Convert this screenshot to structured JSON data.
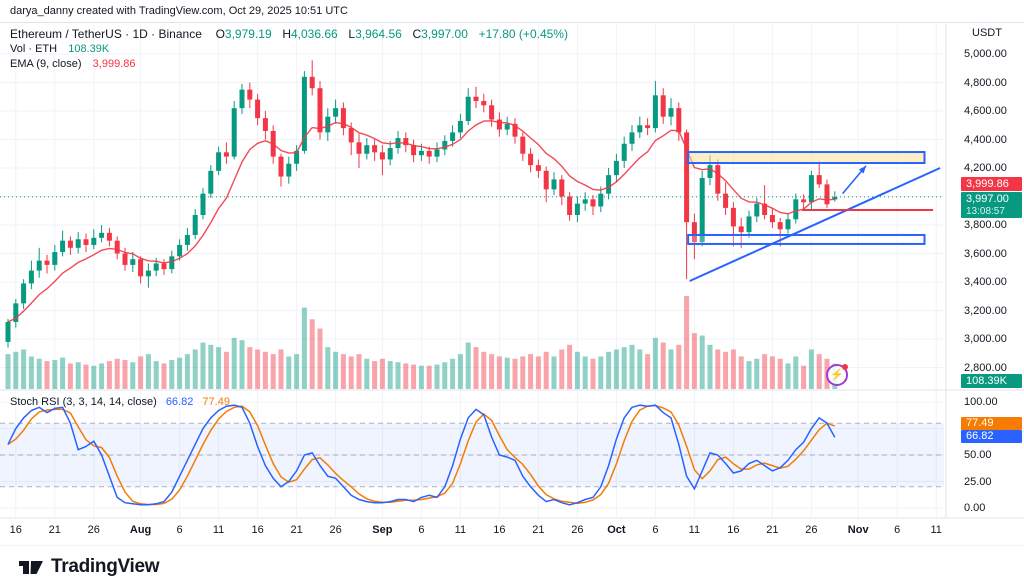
{
  "attribution": "darya_danny created with TradingView.com, Oct 29, 2025 10:51 UTC",
  "legend": {
    "symbol_line": "Ethereum / TetherUS · 1D · Binance",
    "ohlc": {
      "o_label": "O",
      "o": "3,979.19",
      "h_label": "H",
      "h": "4,036.66",
      "l_label": "L",
      "l": "3,964.56",
      "c_label": "C",
      "c": "3,997.00",
      "change": "+17.80 (+0.45%)"
    },
    "vol_label": "Vol · ETH",
    "vol_value": "108.39K",
    "ema_label": "EMA (9, close)",
    "ema_value": "3,999.86"
  },
  "stoch_legend": {
    "label": "Stoch RSI (3, 3, 14, 14, close)",
    "k": "66.82",
    "d": "77.49"
  },
  "price_axis": {
    "currency": "USDT",
    "labels": [
      "5,000.00",
      "4,800.00",
      "4,600.00",
      "4,400.00",
      "4,200.00",
      "4,000.00",
      "3,800.00",
      "3,600.00",
      "3,400.00",
      "3,200.00",
      "3,000.00",
      "2,800.00"
    ],
    "values": [
      5000,
      4800,
      4600,
      4400,
      4200,
      4000,
      3800,
      3600,
      3400,
      3200,
      3000,
      2800
    ]
  },
  "stoch_axis": {
    "labels": [
      "100.00",
      "75.00",
      "50.00",
      "25.00",
      "0.00"
    ],
    "values": [
      100,
      75,
      50,
      25,
      0
    ]
  },
  "badges": {
    "ema": "3,999.86",
    "price": "3,997.00",
    "countdown": "13:08:57",
    "volume": "108.39K",
    "stoch_k": "66.82",
    "stoch_d": "77.49"
  },
  "time_axis": {
    "ticks": [
      {
        "label": "16",
        "day": 1,
        "major": false
      },
      {
        "label": "21",
        "day": 6,
        "major": false
      },
      {
        "label": "26",
        "day": 11,
        "major": false
      },
      {
        "label": "Aug",
        "day": 17,
        "major": true
      },
      {
        "label": "6",
        "day": 22,
        "major": false
      },
      {
        "label": "11",
        "day": 27,
        "major": false
      },
      {
        "label": "16",
        "day": 32,
        "major": false
      },
      {
        "label": "21",
        "day": 37,
        "major": false
      },
      {
        "label": "26",
        "day": 42,
        "major": false
      },
      {
        "label": "Sep",
        "day": 48,
        "major": true
      },
      {
        "label": "6",
        "day": 53,
        "major": false
      },
      {
        "label": "11",
        "day": 58,
        "major": false
      },
      {
        "label": "16",
        "day": 63,
        "major": false
      },
      {
        "label": "21",
        "day": 68,
        "major": false
      },
      {
        "label": "26",
        "day": 73,
        "major": false
      },
      {
        "label": "Oct",
        "day": 78,
        "major": true
      },
      {
        "label": "6",
        "day": 83,
        "major": false
      },
      {
        "label": "11",
        "day": 88,
        "major": false
      },
      {
        "label": "16",
        "day": 93,
        "major": false
      },
      {
        "label": "21",
        "day": 98,
        "major": false
      },
      {
        "label": "26",
        "day": 103,
        "major": false
      },
      {
        "label": "Nov",
        "day": 109,
        "major": true
      },
      {
        "label": "6",
        "day": 114,
        "major": false
      },
      {
        "label": "11",
        "day": 119,
        "major": false
      }
    ]
  },
  "footer": {
    "logo_text": "TradingView"
  },
  "colors": {
    "up": "#089981",
    "down": "#F23645",
    "vol_up": "rgba(8,153,129,0.45)",
    "vol_down": "rgba(242,54,69,0.45)",
    "ema": "#F23645",
    "stoch_k": "#2962FF",
    "stoch_d": "#F57C00",
    "grid": "#F0F3FA",
    "separator": "#E0E3EB",
    "band_fill": "rgba(41,98,255,0.07)",
    "band_line": "#787B86",
    "drawing_blue": "#2962FF",
    "rect_top_fill": "rgba(250,225,150,0.55)",
    "rect_bottom_fill": "rgba(255,255,255,0.25)",
    "current_price_line": "#089981",
    "red_line": "#F23645",
    "flash": "#A03BD6"
  },
  "chart_data": {
    "type": "candlestick",
    "symbol": "Ethereum / TetherUS (Binance)",
    "interval": "1D",
    "start_date": "2025-07-15",
    "current_price": 3997.0,
    "price_range": [
      2800,
      5000
    ],
    "indicators": {
      "ema": "EMA (9, close)",
      "stoch_rsi": "Stoch RSI (3, 3, 14, 14, close)",
      "volume": "Vol · ETH"
    },
    "stoch_band_levels": [
      80,
      50,
      20
    ],
    "candles": [
      [
        2980,
        3140,
        2940,
        3120
      ],
      [
        3120,
        3280,
        3080,
        3250
      ],
      [
        3250,
        3420,
        3210,
        3390
      ],
      [
        3390,
        3550,
        3350,
        3480
      ],
      [
        3480,
        3640,
        3430,
        3550
      ],
      [
        3550,
        3590,
        3460,
        3520
      ],
      [
        3520,
        3660,
        3480,
        3610
      ],
      [
        3610,
        3760,
        3580,
        3690
      ],
      [
        3690,
        3720,
        3590,
        3640
      ],
      [
        3640,
        3750,
        3600,
        3700
      ],
      [
        3700,
        3740,
        3610,
        3660
      ],
      [
        3660,
        3770,
        3630,
        3710
      ],
      [
        3710,
        3800,
        3680,
        3745
      ],
      [
        3745,
        3780,
        3650,
        3690
      ],
      [
        3690,
        3720,
        3560,
        3600
      ],
      [
        3600,
        3640,
        3480,
        3520
      ],
      [
        3520,
        3610,
        3470,
        3560
      ],
      [
        3560,
        3580,
        3390,
        3440
      ],
      [
        3440,
        3530,
        3360,
        3480
      ],
      [
        3480,
        3570,
        3440,
        3530
      ],
      [
        3530,
        3560,
        3450,
        3490
      ],
      [
        3490,
        3620,
        3460,
        3580
      ],
      [
        3580,
        3700,
        3550,
        3660
      ],
      [
        3660,
        3780,
        3620,
        3730
      ],
      [
        3730,
        3910,
        3700,
        3870
      ],
      [
        3870,
        4060,
        3840,
        4020
      ],
      [
        4020,
        4220,
        3990,
        4180
      ],
      [
        4180,
        4350,
        4150,
        4310
      ],
      [
        4310,
        4380,
        4230,
        4280
      ],
      [
        4280,
        4670,
        4260,
        4620
      ],
      [
        4620,
        4790,
        4580,
        4750
      ],
      [
        4750,
        4800,
        4620,
        4680
      ],
      [
        4680,
        4720,
        4500,
        4550
      ],
      [
        4550,
        4600,
        4400,
        4460
      ],
      [
        4460,
        4500,
        4230,
        4280
      ],
      [
        4280,
        4300,
        4070,
        4140
      ],
      [
        4140,
        4280,
        4090,
        4230
      ],
      [
        4230,
        4360,
        4180,
        4320
      ],
      [
        4320,
        4880,
        4300,
        4840
      ],
      [
        4840,
        4956,
        4710,
        4760
      ],
      [
        4760,
        4810,
        4400,
        4450
      ],
      [
        4450,
        4620,
        4390,
        4560
      ],
      [
        4560,
        4680,
        4510,
        4620
      ],
      [
        4620,
        4660,
        4430,
        4480
      ],
      [
        4480,
        4520,
        4290,
        4380
      ],
      [
        4380,
        4440,
        4200,
        4300
      ],
      [
        4300,
        4410,
        4260,
        4360
      ],
      [
        4360,
        4400,
        4250,
        4310
      ],
      [
        4310,
        4360,
        4150,
        4260
      ],
      [
        4260,
        4390,
        4220,
        4340
      ],
      [
        4340,
        4460,
        4300,
        4410
      ],
      [
        4410,
        4450,
        4310,
        4360
      ],
      [
        4360,
        4400,
        4240,
        4290
      ],
      [
        4290,
        4370,
        4250,
        4320
      ],
      [
        4320,
        4350,
        4230,
        4280
      ],
      [
        4280,
        4380,
        4240,
        4330
      ],
      [
        4330,
        4430,
        4290,
        4390
      ],
      [
        4390,
        4500,
        4350,
        4450
      ],
      [
        4450,
        4580,
        4410,
        4530
      ],
      [
        4530,
        4760,
        4500,
        4700
      ],
      [
        4700,
        4770,
        4620,
        4670
      ],
      [
        4670,
        4720,
        4590,
        4640
      ],
      [
        4640,
        4680,
        4490,
        4540
      ],
      [
        4540,
        4590,
        4420,
        4470
      ],
      [
        4470,
        4560,
        4430,
        4510
      ],
      [
        4510,
        4550,
        4370,
        4420
      ],
      [
        4420,
        4450,
        4250,
        4300
      ],
      [
        4300,
        4340,
        4170,
        4220
      ],
      [
        4220,
        4260,
        4130,
        4180
      ],
      [
        4180,
        4210,
        3960,
        4050
      ],
      [
        4050,
        4170,
        4010,
        4120
      ],
      [
        4120,
        4150,
        3940,
        4000
      ],
      [
        4000,
        4030,
        3830,
        3870
      ],
      [
        3870,
        4000,
        3820,
        3950
      ],
      [
        3950,
        4030,
        3900,
        3980
      ],
      [
        3980,
        4010,
        3870,
        3930
      ],
      [
        3930,
        4070,
        3890,
        4020
      ],
      [
        4020,
        4200,
        3980,
        4150
      ],
      [
        4150,
        4300,
        4100,
        4250
      ],
      [
        4250,
        4420,
        4200,
        4370
      ],
      [
        4370,
        4500,
        4320,
        4450
      ],
      [
        4450,
        4560,
        4410,
        4500
      ],
      [
        4500,
        4550,
        4430,
        4480
      ],
      [
        4480,
        4810,
        4450,
        4710
      ],
      [
        4710,
        4760,
        4510,
        4560
      ],
      [
        4560,
        4690,
        4500,
        4620
      ],
      [
        4620,
        4660,
        4390,
        4450
      ],
      [
        4450,
        4470,
        3420,
        3820
      ],
      [
        3820,
        3880,
        3560,
        3680
      ],
      [
        3680,
        4180,
        3650,
        4130
      ],
      [
        4130,
        4290,
        4080,
        4220
      ],
      [
        4220,
        4260,
        3970,
        4020
      ],
      [
        4020,
        4100,
        3870,
        3920
      ],
      [
        3920,
        3960,
        3650,
        3790
      ],
      [
        3790,
        3850,
        3640,
        3750
      ],
      [
        3750,
        3900,
        3710,
        3860
      ],
      [
        3860,
        3990,
        3820,
        3950
      ],
      [
        3950,
        4080,
        3840,
        3870
      ],
      [
        3870,
        3920,
        3780,
        3820
      ],
      [
        3820,
        3850,
        3650,
        3770
      ],
      [
        3770,
        3880,
        3740,
        3840
      ],
      [
        3840,
        4020,
        3810,
        3980
      ],
      [
        3980,
        4015,
        3905,
        3960
      ],
      [
        3960,
        4180,
        3910,
        4150
      ],
      [
        4150,
        4245,
        4060,
        4085
      ],
      [
        4085,
        4120,
        3920,
        3945
      ],
      [
        3979.19,
        4036.66,
        3964.56,
        3997
      ]
    ],
    "volumes_k": [
      150,
      160,
      170,
      140,
      130,
      120,
      125,
      135,
      110,
      115,
      105,
      100,
      110,
      120,
      130,
      125,
      115,
      140,
      150,
      120,
      110,
      125,
      135,
      150,
      170,
      200,
      190,
      180,
      160,
      220,
      210,
      180,
      170,
      160,
      150,
      170,
      140,
      150,
      350,
      300,
      260,
      180,
      160,
      150,
      140,
      150,
      130,
      120,
      130,
      120,
      115,
      110,
      105,
      100,
      100,
      105,
      115,
      130,
      150,
      200,
      180,
      160,
      150,
      140,
      135,
      130,
      140,
      150,
      140,
      160,
      140,
      170,
      190,
      160,
      140,
      130,
      140,
      160,
      170,
      180,
      190,
      170,
      150,
      220,
      200,
      170,
      190,
      400,
      240,
      230,
      190,
      170,
      160,
      170,
      140,
      120,
      130,
      150,
      140,
      130,
      110,
      140,
      100,
      170,
      150,
      130,
      108.39
    ],
    "stoch_k": [
      60,
      75,
      85,
      92,
      95,
      90,
      94,
      95,
      80,
      55,
      58,
      63,
      50,
      30,
      10,
      5,
      4,
      3,
      3,
      4,
      6,
      15,
      30,
      45,
      60,
      75,
      85,
      92,
      96,
      97,
      95,
      80,
      58,
      40,
      28,
      20,
      25,
      35,
      50,
      52,
      40,
      30,
      28,
      20,
      12,
      8,
      6,
      5,
      5,
      6,
      8,
      8,
      6,
      10,
      12,
      10,
      20,
      40,
      65,
      85,
      93,
      88,
      67,
      50,
      48,
      45,
      30,
      20,
      12,
      6,
      8,
      5,
      3,
      5,
      8,
      10,
      20,
      40,
      65,
      85,
      95,
      97,
      96,
      97,
      90,
      85,
      60,
      30,
      18,
      35,
      52,
      50,
      42,
      33,
      35,
      42,
      45,
      40,
      35,
      38,
      45,
      55,
      62,
      75,
      85,
      80,
      66.82
    ],
    "drawings": {
      "rect_top": {
        "day_from": 87.2,
        "day_to": 117.5,
        "price_from": 4235,
        "price_to": 4312
      },
      "rect_bottom": {
        "day_from": 87.2,
        "day_to": 117.5,
        "price_from": 3667,
        "price_to": 3730
      },
      "trendline": {
        "day_from": 87.4,
        "price_from": 3407,
        "day_to": 119.5,
        "price_to": 4200
      },
      "red_hline": {
        "price": 3905,
        "day_from": 101.8,
        "day_to": 118.6
      },
      "arrow": {
        "day_from": 107,
        "price_from": 4020,
        "day_to": 110,
        "price_to": 4215
      }
    }
  }
}
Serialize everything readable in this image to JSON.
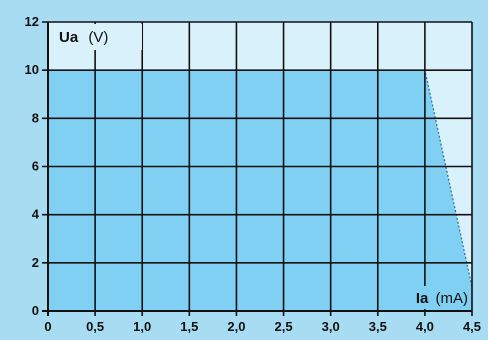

=-=-=-=-=

TO DO >> Check each line above for the word "Ethereum" and give the number of lines that have it, nothing else.

EXERCISE RESULT >> 2